> [STATED PROBLEM]: Write down each entry again, exactly as it reads.
——————————
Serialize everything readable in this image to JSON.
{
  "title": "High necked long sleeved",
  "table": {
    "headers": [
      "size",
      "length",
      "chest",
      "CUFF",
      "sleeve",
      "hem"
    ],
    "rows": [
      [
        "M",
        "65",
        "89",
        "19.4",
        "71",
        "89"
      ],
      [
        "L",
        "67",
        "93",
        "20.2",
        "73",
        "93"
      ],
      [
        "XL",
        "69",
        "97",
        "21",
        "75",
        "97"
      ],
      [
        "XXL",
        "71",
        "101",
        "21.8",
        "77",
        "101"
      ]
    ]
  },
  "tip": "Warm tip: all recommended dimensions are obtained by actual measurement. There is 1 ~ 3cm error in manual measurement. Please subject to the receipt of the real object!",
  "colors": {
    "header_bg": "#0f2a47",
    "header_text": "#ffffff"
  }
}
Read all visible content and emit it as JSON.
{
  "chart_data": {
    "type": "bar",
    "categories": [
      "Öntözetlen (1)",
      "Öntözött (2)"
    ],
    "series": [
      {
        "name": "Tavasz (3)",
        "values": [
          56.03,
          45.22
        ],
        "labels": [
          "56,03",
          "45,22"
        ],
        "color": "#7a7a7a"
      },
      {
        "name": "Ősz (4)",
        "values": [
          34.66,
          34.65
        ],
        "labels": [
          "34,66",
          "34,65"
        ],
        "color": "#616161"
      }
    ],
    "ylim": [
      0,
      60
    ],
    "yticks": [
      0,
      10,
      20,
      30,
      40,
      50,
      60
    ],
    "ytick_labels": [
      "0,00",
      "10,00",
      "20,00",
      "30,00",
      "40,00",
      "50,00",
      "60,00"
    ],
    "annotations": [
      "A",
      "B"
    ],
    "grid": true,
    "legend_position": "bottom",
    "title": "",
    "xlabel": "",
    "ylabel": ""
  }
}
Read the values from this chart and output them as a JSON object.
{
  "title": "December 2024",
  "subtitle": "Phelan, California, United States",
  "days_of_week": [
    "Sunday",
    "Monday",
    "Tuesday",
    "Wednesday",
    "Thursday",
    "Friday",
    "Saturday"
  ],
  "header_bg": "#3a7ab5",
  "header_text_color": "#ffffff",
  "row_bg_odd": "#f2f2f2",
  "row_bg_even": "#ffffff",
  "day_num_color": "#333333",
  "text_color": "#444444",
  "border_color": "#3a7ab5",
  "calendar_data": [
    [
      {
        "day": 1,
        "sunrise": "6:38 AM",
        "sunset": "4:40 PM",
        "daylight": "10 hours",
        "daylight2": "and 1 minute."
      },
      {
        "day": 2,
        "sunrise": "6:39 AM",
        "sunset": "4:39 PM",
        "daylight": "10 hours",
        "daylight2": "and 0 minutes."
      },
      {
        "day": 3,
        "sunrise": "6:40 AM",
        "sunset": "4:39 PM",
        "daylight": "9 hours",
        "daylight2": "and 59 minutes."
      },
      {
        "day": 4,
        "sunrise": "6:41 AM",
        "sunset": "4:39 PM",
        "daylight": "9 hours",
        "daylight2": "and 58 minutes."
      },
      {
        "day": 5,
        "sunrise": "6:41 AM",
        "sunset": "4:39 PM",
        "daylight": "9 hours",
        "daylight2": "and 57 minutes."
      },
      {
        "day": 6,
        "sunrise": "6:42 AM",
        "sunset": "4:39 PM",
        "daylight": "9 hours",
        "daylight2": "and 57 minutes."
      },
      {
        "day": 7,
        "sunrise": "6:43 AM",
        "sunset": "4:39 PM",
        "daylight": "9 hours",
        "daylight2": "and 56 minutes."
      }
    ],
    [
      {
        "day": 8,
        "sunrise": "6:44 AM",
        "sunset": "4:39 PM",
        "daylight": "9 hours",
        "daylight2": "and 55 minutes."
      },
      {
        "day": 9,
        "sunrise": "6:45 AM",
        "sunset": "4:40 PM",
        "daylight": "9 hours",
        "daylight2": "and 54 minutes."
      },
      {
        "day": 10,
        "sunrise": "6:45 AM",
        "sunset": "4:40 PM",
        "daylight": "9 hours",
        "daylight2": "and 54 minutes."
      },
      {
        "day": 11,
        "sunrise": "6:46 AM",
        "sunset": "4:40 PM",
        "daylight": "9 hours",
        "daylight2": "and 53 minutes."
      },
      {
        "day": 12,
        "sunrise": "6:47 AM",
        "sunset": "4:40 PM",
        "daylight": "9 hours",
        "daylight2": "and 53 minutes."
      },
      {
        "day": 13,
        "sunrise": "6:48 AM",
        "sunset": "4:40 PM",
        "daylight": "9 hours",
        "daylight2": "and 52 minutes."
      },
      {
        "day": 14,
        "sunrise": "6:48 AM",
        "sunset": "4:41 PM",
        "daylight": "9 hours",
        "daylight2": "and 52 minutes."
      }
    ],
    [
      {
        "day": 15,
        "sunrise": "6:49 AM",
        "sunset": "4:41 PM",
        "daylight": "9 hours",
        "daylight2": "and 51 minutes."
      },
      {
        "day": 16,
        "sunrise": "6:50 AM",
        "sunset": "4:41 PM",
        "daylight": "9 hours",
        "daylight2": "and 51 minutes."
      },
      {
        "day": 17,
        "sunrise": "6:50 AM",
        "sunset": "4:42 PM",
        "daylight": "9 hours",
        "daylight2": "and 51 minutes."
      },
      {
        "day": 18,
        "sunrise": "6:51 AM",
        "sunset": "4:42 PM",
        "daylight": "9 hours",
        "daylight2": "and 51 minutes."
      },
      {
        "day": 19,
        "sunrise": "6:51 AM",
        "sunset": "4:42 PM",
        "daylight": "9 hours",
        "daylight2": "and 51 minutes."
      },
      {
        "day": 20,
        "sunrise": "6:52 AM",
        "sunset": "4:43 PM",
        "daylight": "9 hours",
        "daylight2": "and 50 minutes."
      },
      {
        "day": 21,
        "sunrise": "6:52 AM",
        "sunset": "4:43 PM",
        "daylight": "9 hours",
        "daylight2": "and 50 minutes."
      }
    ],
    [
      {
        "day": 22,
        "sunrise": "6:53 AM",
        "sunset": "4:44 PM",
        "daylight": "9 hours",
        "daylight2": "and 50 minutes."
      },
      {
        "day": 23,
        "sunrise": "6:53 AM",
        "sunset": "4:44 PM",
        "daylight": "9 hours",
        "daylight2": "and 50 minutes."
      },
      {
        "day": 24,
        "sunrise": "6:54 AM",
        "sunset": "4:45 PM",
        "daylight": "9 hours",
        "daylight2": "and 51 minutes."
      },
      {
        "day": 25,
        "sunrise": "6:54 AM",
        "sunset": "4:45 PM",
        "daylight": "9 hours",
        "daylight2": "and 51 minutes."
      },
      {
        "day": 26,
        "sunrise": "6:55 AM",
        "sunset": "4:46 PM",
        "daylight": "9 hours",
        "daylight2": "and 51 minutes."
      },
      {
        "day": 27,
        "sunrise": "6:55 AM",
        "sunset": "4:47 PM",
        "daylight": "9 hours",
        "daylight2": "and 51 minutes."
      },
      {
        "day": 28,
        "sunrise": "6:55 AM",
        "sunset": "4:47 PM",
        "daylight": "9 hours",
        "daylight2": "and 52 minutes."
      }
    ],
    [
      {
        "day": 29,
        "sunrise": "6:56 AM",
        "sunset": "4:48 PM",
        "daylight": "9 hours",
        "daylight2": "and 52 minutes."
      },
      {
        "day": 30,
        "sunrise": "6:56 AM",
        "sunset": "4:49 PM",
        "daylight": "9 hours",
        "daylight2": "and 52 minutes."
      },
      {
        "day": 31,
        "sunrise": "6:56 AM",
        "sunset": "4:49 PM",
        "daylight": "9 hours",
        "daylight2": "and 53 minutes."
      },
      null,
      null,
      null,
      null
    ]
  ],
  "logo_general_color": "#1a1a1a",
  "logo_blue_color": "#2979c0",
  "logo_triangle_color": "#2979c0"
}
——————————
> [OUTPUT FOR THIS EXERCISE]:
Serialize everything readable in this image to JSON.
{
  "title": "High necked long sleeved",
  "table": {
    "headers": [
      "size",
      "length",
      "chest",
      "CUFF",
      "sleeve",
      "hem"
    ],
    "rows": [
      [
        "M",
        "65",
        "89",
        "19.4",
        "71",
        "89"
      ],
      [
        "L",
        "67",
        "93",
        "20.2",
        "73",
        "93"
      ],
      [
        "XL",
        "69",
        "97",
        "21",
        "75",
        "97"
      ],
      [
        "XXL",
        "71",
        "101",
        "21.8",
        "77",
        "101"
      ]
    ]
  },
  "tip": "Warm tip: all recommended dimensions are obtained by actual measurement. There is 1 ~ 3cm error in manual measurement. Please subject to the receipt of the real object!",
  "colors": {
    "header_bg": "#0f2a47",
    "header_text": "#ffffff"
  }
}
Read all visible content and emit it as JSON.
{
  "chart_data": {
    "type": "bar",
    "categories": [
      "Öntözetlen (1)",
      "Öntözött (2)"
    ],
    "series": [
      {
        "name": "Tavasz (3)",
        "values": [
          56.03,
          45.22
        ],
        "labels": [
          "56,03",
          "45,22"
        ],
        "color": "#7a7a7a"
      },
      {
        "name": "Ősz (4)",
        "values": [
          34.66,
          34.65
        ],
        "labels": [
          "34,66",
          "34,65"
        ],
        "color": "#616161"
      }
    ],
    "ylim": [
      0,
      60
    ],
    "yticks": [
      0,
      10,
      20,
      30,
      40,
      50,
      60
    ],
    "ytick_labels": [
      "0,00",
      "10,00",
      "20,00",
      "30,00",
      "40,00",
      "50,00",
      "60,00"
    ],
    "annotations": [
      "A",
      "B"
    ],
    "grid": true,
    "legend_position": "bottom",
    "title": "",
    "xlabel": "",
    "ylabel": ""
  }
}
Read the values from this chart and output them as a JSON object.
{
  "title": "December 2024",
  "subtitle": "Phelan, California, United States",
  "days_of_week": [
    "Sunday",
    "Monday",
    "Tuesday",
    "Wednesday",
    "Thursday",
    "Friday",
    "Saturday"
  ],
  "header_bg": "#3a7ab5",
  "header_text_color": "#ffffff",
  "row_bg_odd": "#f2f2f2",
  "row_bg_even": "#ffffff",
  "day_num_color": "#333333",
  "text_color": "#444444",
  "border_color": "#3a7ab5",
  "calendar_data": [
    [
      {
        "day": 1,
        "sunrise": "6:38 AM",
        "sunset": "4:40 PM",
        "daylight": "10 hours",
        "daylight2": "and 1 minute."
      },
      {
        "day": 2,
        "sunrise": "6:39 AM",
        "sunset": "4:39 PM",
        "daylight": "10 hours",
        "daylight2": "and 0 minutes."
      },
      {
        "day": 3,
        "sunrise": "6:40 AM",
        "sunset": "4:39 PM",
        "daylight": "9 hours",
        "daylight2": "and 59 minutes."
      },
      {
        "day": 4,
        "sunrise": "6:41 AM",
        "sunset": "4:39 PM",
        "daylight": "9 hours",
        "daylight2": "and 58 minutes."
      },
      {
        "day": 5,
        "sunrise": "6:41 AM",
        "sunset": "4:39 PM",
        "daylight": "9 hours",
        "daylight2": "and 57 minutes."
      },
      {
        "day": 6,
        "sunrise": "6:42 AM",
        "sunset": "4:39 PM",
        "daylight": "9 hours",
        "daylight2": "and 57 minutes."
      },
      {
        "day": 7,
        "sunrise": "6:43 AM",
        "sunset": "4:39 PM",
        "daylight": "9 hours",
        "daylight2": "and 56 minutes."
      }
    ],
    [
      {
        "day": 8,
        "sunrise": "6:44 AM",
        "sunset": "4:39 PM",
        "daylight": "9 hours",
        "daylight2": "and 55 minutes."
      },
      {
        "day": 9,
        "sunrise": "6:45 AM",
        "sunset": "4:40 PM",
        "daylight": "9 hours",
        "daylight2": "and 54 minutes."
      },
      {
        "day": 10,
        "sunrise": "6:45 AM",
        "sunset": "4:40 PM",
        "daylight": "9 hours",
        "daylight2": "and 54 minutes."
      },
      {
        "day": 11,
        "sunrise": "6:46 AM",
        "sunset": "4:40 PM",
        "daylight": "9 hours",
        "daylight2": "and 53 minutes."
      },
      {
        "day": 12,
        "sunrise": "6:47 AM",
        "sunset": "4:40 PM",
        "daylight": "9 hours",
        "daylight2": "and 53 minutes."
      },
      {
        "day": 13,
        "sunrise": "6:48 AM",
        "sunset": "4:40 PM",
        "daylight": "9 hours",
        "daylight2": "and 52 minutes."
      },
      {
        "day": 14,
        "sunrise": "6:48 AM",
        "sunset": "4:41 PM",
        "daylight": "9 hours",
        "daylight2": "and 52 minutes."
      }
    ],
    [
      {
        "day": 15,
        "sunrise": "6:49 AM",
        "sunset": "4:41 PM",
        "daylight": "9 hours",
        "daylight2": "and 51 minutes."
      },
      {
        "day": 16,
        "sunrise": "6:50 AM",
        "sunset": "4:41 PM",
        "daylight": "9 hours",
        "daylight2": "and 51 minutes."
      },
      {
        "day": 17,
        "sunrise": "6:50 AM",
        "sunset": "4:42 PM",
        "daylight": "9 hours",
        "daylight2": "and 51 minutes."
      },
      {
        "day": 18,
        "sunrise": "6:51 AM",
        "sunset": "4:42 PM",
        "daylight": "9 hours",
        "daylight2": "and 51 minutes."
      },
      {
        "day": 19,
        "sunrise": "6:51 AM",
        "sunset": "4:42 PM",
        "daylight": "9 hours",
        "daylight2": "and 51 minutes."
      },
      {
        "day": 20,
        "sunrise": "6:52 AM",
        "sunset": "4:43 PM",
        "daylight": "9 hours",
        "daylight2": "and 50 minutes."
      },
      {
        "day": 21,
        "sunrise": "6:52 AM",
        "sunset": "4:43 PM",
        "daylight": "9 hours",
        "daylight2": "and 50 minutes."
      }
    ],
    [
      {
        "day": 22,
        "sunrise": "6:53 AM",
        "sunset": "4:44 PM",
        "daylight": "9 hours",
        "daylight2": "and 50 minutes."
      },
      {
        "day": 23,
        "sunrise": "6:53 AM",
        "sunset": "4:44 PM",
        "daylight": "9 hours",
        "daylight2": "and 50 minutes."
      },
      {
        "day": 24,
        "sunrise": "6:54 AM",
        "sunset": "4:45 PM",
        "daylight": "9 hours",
        "daylight2": "and 51 minutes."
      },
      {
        "day": 25,
        "sunrise": "6:54 AM",
        "sunset": "4:45 PM",
        "daylight": "9 hours",
        "daylight2": "and 51 minutes."
      },
      {
        "day": 26,
        "sunrise": "6:55 AM",
        "sunset": "4:46 PM",
        "daylight": "9 hours",
        "daylight2": "and 51 minutes."
      },
      {
        "day": 27,
        "sunrise": "6:55 AM",
        "sunset": "4:47 PM",
        "daylight": "9 hours",
        "daylight2": "and 51 minutes."
      },
      {
        "day": 28,
        "sunrise": "6:55 AM",
        "sunset": "4:47 PM",
        "daylight": "9 hours",
        "daylight2": "and 52 minutes."
      }
    ],
    [
      {
        "day": 29,
        "sunrise": "6:56 AM",
        "sunset": "4:48 PM",
        "daylight": "9 hours",
        "daylight2": "and 52 minutes."
      },
      {
        "day": 30,
        "sunrise": "6:56 AM",
        "sunset": "4:49 PM",
        "daylight": "9 hours",
        "daylight2": "and 52 minutes."
      },
      {
        "day": 31,
        "sunrise": "6:56 AM",
        "sunset": "4:49 PM",
        "daylight": "9 hours",
        "daylight2": "and 53 minutes."
      },
      null,
      null,
      null,
      null
    ]
  ],
  "logo_general_color": "#1a1a1a",
  "logo_blue_color": "#2979c0",
  "logo_triangle_color": "#2979c0"
}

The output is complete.